[START RECORDS SHOWN]

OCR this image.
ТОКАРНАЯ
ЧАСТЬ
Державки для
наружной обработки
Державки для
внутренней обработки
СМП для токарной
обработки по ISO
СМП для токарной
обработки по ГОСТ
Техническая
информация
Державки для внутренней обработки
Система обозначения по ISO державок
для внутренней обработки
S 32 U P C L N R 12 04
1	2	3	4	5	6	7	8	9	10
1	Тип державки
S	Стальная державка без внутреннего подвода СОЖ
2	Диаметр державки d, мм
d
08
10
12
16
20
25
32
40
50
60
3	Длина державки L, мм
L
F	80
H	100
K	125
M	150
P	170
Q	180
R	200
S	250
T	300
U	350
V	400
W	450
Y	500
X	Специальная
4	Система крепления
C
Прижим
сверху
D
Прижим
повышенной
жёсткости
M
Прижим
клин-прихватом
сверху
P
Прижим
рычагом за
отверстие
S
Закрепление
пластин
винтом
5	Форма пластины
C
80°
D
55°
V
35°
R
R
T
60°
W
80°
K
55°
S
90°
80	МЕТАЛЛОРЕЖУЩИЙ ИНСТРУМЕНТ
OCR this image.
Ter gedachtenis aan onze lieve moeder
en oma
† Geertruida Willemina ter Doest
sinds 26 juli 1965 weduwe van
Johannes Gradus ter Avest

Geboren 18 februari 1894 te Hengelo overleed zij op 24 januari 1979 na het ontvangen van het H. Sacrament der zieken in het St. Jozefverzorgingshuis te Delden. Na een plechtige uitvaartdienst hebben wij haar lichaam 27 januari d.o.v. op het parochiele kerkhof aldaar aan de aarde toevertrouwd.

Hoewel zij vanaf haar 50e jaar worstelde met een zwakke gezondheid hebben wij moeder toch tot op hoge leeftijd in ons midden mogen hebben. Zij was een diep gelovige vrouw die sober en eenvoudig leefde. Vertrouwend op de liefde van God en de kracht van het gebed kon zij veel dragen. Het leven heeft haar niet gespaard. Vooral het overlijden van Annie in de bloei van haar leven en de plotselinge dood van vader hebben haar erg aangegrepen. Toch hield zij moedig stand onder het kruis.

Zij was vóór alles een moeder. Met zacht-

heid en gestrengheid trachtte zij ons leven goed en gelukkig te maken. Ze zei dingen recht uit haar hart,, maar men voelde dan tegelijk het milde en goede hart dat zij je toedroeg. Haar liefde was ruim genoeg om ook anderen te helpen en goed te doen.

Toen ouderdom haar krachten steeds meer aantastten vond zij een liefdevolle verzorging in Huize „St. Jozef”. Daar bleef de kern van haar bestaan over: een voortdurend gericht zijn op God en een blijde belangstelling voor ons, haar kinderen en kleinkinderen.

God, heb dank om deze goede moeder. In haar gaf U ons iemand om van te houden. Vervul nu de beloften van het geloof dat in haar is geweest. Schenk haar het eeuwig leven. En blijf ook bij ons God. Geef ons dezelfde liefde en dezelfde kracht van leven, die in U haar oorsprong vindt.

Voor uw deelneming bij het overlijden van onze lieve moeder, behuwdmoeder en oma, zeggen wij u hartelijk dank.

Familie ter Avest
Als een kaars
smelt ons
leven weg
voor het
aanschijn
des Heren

[END RECORDS SHOWN]

(TASK REQUIREMENTS) Work out the number of lines above that include the string "внутренней" and write only that number.

(SOLUTION TO THE PROBLEM) 3